[START Supplied data]

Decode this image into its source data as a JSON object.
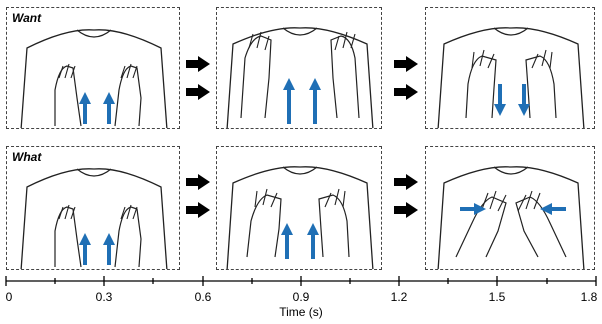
{
  "rows": [
    {
      "label": "Want"
    },
    {
      "label": "What"
    }
  ],
  "axis": {
    "title": "Time (s)",
    "ticks": [
      "0",
      "0.3",
      "0.6",
      "0.9",
      "1.2",
      "1.5",
      "1.8"
    ]
  },
  "colors": {
    "arrow": "#1f6fb5",
    "transition_arrow": "#000000",
    "border": "#444444"
  }
}
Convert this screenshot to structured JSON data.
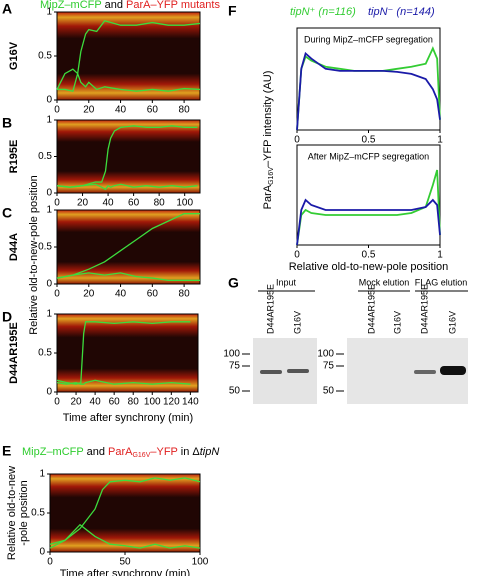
{
  "panel_letters": [
    "A",
    "B",
    "C",
    "D",
    "E",
    "F",
    "G"
  ],
  "panel_a_title": [
    "MipZ–mCFP",
    " and ",
    "ParA–YFP mutants"
  ],
  "shared_y_label": "Relative old-to-new-pole position",
  "shared_x_label": "Time after synchrony (min)",
  "panel_e_title": [
    "MipZ–mCFP",
    " and ",
    "ParA",
    "G16V",
    "–YFP",
    " in Δ",
    "tipN"
  ],
  "panel_f_ylabel": [
    "ParA",
    "G16V",
    "–YFP intensity (AU)"
  ],
  "chart_data": [
    {
      "type": "line",
      "label": "G16V",
      "x": [
        0,
        5,
        10,
        13,
        15,
        18,
        20,
        25,
        30,
        40,
        50,
        60,
        70,
        80,
        90
      ],
      "series": [
        {
          "color": "#3ddc3d",
          "values": [
            0.12,
            0.3,
            0.35,
            0.3,
            0.55,
            0.75,
            0.8,
            0.78,
            0.9,
            0.85,
            0.85,
            0.88,
            0.85,
            0.85,
            0.87
          ]
        },
        {
          "color": "#3ddc3d",
          "values": [
            0.12,
            0.12,
            0.1,
            0.3,
            0.2,
            0.15,
            0.2,
            0.12,
            0.15,
            0.12,
            0.1,
            0.12,
            0.1,
            0.13,
            0.12
          ]
        }
      ],
      "xlim": [
        0,
        90
      ],
      "ylim": [
        0,
        1
      ],
      "xticks": [
        0,
        20,
        40,
        60,
        80
      ],
      "yticks": [
        0,
        0.5,
        1
      ]
    },
    {
      "type": "line",
      "label": "R195E",
      "x": [
        0,
        10,
        20,
        30,
        35,
        38,
        40,
        42,
        45,
        50,
        60,
        70,
        80,
        90,
        100,
        110
      ],
      "series": [
        {
          "color": "#3ddc3d",
          "values": [
            0.1,
            0.08,
            0.1,
            0.15,
            0.15,
            0.3,
            0.6,
            0.75,
            0.85,
            0.9,
            0.92,
            0.9,
            0.9,
            0.92,
            0.9,
            0.9
          ]
        },
        {
          "color": "#3ddc3d",
          "values": [
            0.1,
            0.08,
            0.1,
            0.12,
            0.08,
            0.05,
            0.1,
            0.08,
            0.1,
            0.12,
            0.08,
            0.1,
            0.08,
            0.1,
            0.08,
            0.1
          ]
        }
      ],
      "xlim": [
        0,
        112
      ],
      "ylim": [
        0,
        1
      ],
      "xticks": [
        0,
        20,
        40,
        60,
        80,
        100
      ],
      "yticks": [
        0,
        0.5,
        1
      ]
    },
    {
      "type": "line",
      "label": "D44A",
      "x": [
        0,
        10,
        20,
        30,
        40,
        50,
        60,
        70,
        80,
        90
      ],
      "series": [
        {
          "color": "#3ddc3d",
          "values": [
            0.08,
            0.12,
            0.2,
            0.3,
            0.45,
            0.6,
            0.75,
            0.85,
            0.95,
            0.95
          ]
        },
        {
          "color": "#3ddc3d",
          "values": [
            0.08,
            0.12,
            0.15,
            0.12,
            0.15,
            0.1,
            0.08,
            0.05,
            0.05,
            0.05
          ]
        }
      ],
      "xlim": [
        0,
        90
      ],
      "ylim": [
        0,
        1
      ],
      "xticks": [
        0,
        20,
        40,
        60,
        80
      ],
      "yticks": [
        0,
        0.5,
        1
      ]
    },
    {
      "type": "line",
      "label": "D44AR195E",
      "x": [
        0,
        10,
        20,
        25,
        28,
        30,
        40,
        60,
        80,
        100,
        120,
        140
      ],
      "series": [
        {
          "color": "#3ddc3d",
          "values": [
            0.15,
            0.12,
            0.1,
            0.12,
            0.75,
            0.9,
            0.9,
            0.88,
            0.9,
            0.88,
            0.9,
            0.9
          ]
        },
        {
          "color": "#3ddc3d",
          "values": [
            0.12,
            0.1,
            0.12,
            0.1,
            0.1,
            0.12,
            0.15,
            0.1,
            0.12,
            0.1,
            0.12,
            0.1
          ]
        }
      ],
      "xlim": [
        0,
        148
      ],
      "ylim": [
        0,
        1
      ],
      "xticks": [
        0,
        20,
        40,
        60,
        80,
        100,
        120,
        140
      ],
      "yticks": [
        0,
        0.5,
        1
      ]
    },
    {
      "type": "line",
      "x": [
        0,
        10,
        20,
        30,
        35,
        40,
        50,
        60,
        70,
        80,
        90,
        100
      ],
      "ylabel": [
        "Relative old-to-new",
        "-pole position"
      ],
      "xlabel": "Time after synchrony (min)",
      "series": [
        {
          "color": "#3ddc3d",
          "values": [
            0.05,
            0.15,
            0.3,
            0.55,
            0.8,
            0.9,
            0.92,
            0.9,
            0.95,
            0.92,
            0.95,
            0.9
          ]
        },
        {
          "color": "#3ddc3d",
          "values": [
            0.1,
            0.15,
            0.35,
            0.2,
            0.15,
            0.1,
            0.08,
            0.05,
            0.1,
            0.05,
            0.08,
            0.05
          ]
        }
      ],
      "xlim": [
        0,
        100
      ],
      "ylim": [
        0,
        1
      ],
      "xticks": [
        0,
        50,
        100
      ],
      "yticks": [
        0,
        0.5,
        1
      ]
    },
    {
      "type": "line",
      "annotation": "During MipZ–mCFP segregation",
      "x": [
        0,
        0.03,
        0.06,
        0.1,
        0.2,
        0.3,
        0.4,
        0.5,
        0.6,
        0.7,
        0.8,
        0.9,
        0.95,
        0.98,
        1
      ],
      "series": [
        {
          "name": "tipN⁺ (n=116)",
          "color": "#33cc33",
          "values": [
            0,
            0.6,
            0.72,
            0.68,
            0.62,
            0.6,
            0.58,
            0.58,
            0.58,
            0.6,
            0.62,
            0.65,
            0.8,
            0.7,
            0.1
          ]
        },
        {
          "name": "tipN⁻ (n=144)",
          "color": "#1a1aa8",
          "values": [
            0,
            0.6,
            0.75,
            0.7,
            0.6,
            0.58,
            0.58,
            0.58,
            0.58,
            0.57,
            0.55,
            0.5,
            0.4,
            0.3,
            0.1
          ]
        }
      ],
      "xlim": [
        0,
        1
      ],
      "ylim": [
        0,
        1
      ],
      "xticks": [
        0,
        0.5,
        1
      ],
      "yticks": []
    },
    {
      "type": "line",
      "annotation": "After MipZ–mCFP segregation",
      "xlabel": "Relative old-to-new-pole position",
      "x": [
        0,
        0.03,
        0.06,
        0.1,
        0.2,
        0.3,
        0.4,
        0.5,
        0.6,
        0.7,
        0.8,
        0.9,
        0.95,
        0.98,
        1
      ],
      "series": [
        {
          "color": "#33cc33",
          "values": [
            0,
            0.3,
            0.35,
            0.32,
            0.3,
            0.3,
            0.3,
            0.3,
            0.3,
            0.3,
            0.32,
            0.38,
            0.6,
            0.75,
            0.1
          ]
        },
        {
          "color": "#1a1aa8",
          "values": [
            0,
            0.35,
            0.45,
            0.4,
            0.35,
            0.35,
            0.35,
            0.35,
            0.35,
            0.35,
            0.35,
            0.38,
            0.45,
            0.4,
            0.1
          ]
        }
      ],
      "xlim": [
        0,
        1
      ],
      "ylim": [
        0,
        1
      ],
      "xticks": [
        0,
        0.5,
        1
      ],
      "yticks": []
    }
  ],
  "blot": {
    "headers": [
      "Input",
      "Mock elution",
      "FLAG elution"
    ],
    "lanes": [
      "D44AR195E",
      "G16V",
      "D44AR195E",
      "G16V",
      "D44AR195E",
      "G16V"
    ],
    "markers_left": [
      100,
      75,
      50
    ],
    "markers_right": [
      100,
      75,
      50
    ]
  }
}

[END Supplied data]

How many of the lines above include the string "Time"? Reply with the number by itself.

3